→ **INSTRUCTION**:
Copy out each line containing "Подтверждение" from the entries below.

***

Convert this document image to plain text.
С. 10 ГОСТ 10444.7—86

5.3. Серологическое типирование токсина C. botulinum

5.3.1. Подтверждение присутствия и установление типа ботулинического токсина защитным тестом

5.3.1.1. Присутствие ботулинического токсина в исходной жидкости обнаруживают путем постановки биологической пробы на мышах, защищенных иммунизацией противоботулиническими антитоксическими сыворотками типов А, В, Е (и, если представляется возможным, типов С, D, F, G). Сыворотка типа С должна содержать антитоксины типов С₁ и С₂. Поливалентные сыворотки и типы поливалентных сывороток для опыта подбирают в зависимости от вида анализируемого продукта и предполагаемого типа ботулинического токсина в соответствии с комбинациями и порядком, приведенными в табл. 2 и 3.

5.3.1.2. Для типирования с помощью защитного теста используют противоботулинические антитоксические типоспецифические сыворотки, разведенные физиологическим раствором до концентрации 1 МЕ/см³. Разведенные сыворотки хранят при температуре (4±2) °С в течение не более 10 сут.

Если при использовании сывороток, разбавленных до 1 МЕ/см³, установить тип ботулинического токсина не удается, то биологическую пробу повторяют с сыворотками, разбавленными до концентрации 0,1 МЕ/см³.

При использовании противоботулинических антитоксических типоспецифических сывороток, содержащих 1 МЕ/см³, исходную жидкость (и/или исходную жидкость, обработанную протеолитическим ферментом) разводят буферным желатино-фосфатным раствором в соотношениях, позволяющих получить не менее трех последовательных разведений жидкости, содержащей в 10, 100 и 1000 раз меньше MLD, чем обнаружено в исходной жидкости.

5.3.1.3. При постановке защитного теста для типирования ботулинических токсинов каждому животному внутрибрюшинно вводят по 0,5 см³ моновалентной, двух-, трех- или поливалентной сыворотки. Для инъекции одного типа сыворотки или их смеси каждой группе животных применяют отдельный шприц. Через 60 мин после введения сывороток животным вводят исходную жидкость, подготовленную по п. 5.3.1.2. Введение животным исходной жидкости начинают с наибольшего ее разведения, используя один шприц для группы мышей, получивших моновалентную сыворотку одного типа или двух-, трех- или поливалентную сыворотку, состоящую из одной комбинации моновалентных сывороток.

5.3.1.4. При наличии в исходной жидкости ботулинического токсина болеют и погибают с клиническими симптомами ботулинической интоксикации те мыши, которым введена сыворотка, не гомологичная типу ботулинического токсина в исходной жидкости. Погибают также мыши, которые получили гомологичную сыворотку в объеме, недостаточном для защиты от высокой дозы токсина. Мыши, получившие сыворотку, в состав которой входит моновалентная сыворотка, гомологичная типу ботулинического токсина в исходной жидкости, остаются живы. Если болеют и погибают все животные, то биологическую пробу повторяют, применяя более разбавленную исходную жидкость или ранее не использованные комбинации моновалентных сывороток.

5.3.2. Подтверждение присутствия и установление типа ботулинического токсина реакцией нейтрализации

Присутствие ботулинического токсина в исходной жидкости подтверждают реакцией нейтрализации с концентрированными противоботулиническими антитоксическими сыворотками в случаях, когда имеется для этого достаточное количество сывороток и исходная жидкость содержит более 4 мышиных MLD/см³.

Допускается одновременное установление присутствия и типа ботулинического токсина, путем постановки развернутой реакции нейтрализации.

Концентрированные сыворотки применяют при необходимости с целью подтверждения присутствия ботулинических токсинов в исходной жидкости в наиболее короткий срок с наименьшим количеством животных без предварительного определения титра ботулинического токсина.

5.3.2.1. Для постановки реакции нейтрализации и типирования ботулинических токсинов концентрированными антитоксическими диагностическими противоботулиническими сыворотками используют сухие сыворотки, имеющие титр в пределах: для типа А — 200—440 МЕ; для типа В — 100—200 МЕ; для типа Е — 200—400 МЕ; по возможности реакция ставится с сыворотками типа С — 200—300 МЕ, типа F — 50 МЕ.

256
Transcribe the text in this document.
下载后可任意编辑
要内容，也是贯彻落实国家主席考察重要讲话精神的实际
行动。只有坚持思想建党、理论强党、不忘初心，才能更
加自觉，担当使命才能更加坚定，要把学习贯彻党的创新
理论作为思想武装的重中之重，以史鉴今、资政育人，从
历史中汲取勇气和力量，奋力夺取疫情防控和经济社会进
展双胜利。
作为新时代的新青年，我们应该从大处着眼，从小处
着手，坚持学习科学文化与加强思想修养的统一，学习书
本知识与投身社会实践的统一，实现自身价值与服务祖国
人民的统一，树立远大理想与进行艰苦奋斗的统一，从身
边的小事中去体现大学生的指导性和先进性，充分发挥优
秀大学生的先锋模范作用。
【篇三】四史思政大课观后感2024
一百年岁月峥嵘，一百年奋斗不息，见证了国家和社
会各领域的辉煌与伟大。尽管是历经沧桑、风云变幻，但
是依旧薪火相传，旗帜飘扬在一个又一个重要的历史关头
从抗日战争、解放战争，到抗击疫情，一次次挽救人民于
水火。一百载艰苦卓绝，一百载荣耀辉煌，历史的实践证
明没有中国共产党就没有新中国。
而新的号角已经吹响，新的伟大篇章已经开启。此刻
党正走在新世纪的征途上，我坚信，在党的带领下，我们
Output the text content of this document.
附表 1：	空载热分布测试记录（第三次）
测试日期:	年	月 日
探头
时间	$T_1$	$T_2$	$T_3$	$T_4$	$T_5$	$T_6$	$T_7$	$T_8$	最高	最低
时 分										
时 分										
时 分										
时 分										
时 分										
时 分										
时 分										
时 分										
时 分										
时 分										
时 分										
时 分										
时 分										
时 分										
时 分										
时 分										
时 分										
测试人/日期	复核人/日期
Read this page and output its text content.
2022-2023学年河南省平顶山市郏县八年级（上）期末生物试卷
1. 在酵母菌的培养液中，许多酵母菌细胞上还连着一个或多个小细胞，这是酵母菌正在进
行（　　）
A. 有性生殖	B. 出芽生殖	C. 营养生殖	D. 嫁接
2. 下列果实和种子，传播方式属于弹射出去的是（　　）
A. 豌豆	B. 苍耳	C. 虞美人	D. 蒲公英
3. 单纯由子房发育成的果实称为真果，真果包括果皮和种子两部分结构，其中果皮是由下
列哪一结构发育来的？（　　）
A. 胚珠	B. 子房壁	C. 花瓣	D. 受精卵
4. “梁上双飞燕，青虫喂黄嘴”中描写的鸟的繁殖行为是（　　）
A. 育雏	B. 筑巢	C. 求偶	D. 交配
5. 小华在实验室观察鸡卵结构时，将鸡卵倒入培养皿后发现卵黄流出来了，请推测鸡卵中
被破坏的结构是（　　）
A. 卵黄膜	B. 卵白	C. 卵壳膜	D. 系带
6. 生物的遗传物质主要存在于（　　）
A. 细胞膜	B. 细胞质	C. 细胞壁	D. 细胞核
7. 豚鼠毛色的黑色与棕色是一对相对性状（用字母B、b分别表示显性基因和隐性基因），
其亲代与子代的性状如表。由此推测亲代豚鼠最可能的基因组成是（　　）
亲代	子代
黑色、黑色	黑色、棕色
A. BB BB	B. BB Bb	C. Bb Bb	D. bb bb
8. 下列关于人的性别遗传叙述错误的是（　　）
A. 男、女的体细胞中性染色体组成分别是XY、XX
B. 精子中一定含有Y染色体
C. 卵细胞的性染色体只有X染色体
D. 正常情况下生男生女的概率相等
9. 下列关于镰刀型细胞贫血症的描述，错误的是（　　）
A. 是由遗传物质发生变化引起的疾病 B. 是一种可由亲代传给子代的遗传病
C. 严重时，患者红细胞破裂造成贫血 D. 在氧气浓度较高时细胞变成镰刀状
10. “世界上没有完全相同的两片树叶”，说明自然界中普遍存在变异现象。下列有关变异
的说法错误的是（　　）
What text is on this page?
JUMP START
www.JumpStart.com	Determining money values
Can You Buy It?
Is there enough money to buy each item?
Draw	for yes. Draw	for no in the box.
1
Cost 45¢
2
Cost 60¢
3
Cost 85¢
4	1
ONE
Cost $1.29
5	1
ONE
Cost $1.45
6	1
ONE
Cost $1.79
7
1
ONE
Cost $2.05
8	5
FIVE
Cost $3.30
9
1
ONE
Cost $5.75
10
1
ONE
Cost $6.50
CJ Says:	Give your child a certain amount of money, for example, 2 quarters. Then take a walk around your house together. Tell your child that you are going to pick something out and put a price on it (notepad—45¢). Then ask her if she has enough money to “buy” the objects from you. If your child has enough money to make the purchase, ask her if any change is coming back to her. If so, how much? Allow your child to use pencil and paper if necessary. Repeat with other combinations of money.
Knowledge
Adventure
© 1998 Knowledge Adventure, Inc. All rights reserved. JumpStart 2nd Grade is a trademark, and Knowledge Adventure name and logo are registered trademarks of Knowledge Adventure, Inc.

***

→ **FINAL ANSWER**:
5.3.1. Подтверждение присутствия и установление типа ботулинического токсина защитным тестом
5.3.2. Подтверждение присутствия и установление типа ботулинического токсина реакцией нейтрализации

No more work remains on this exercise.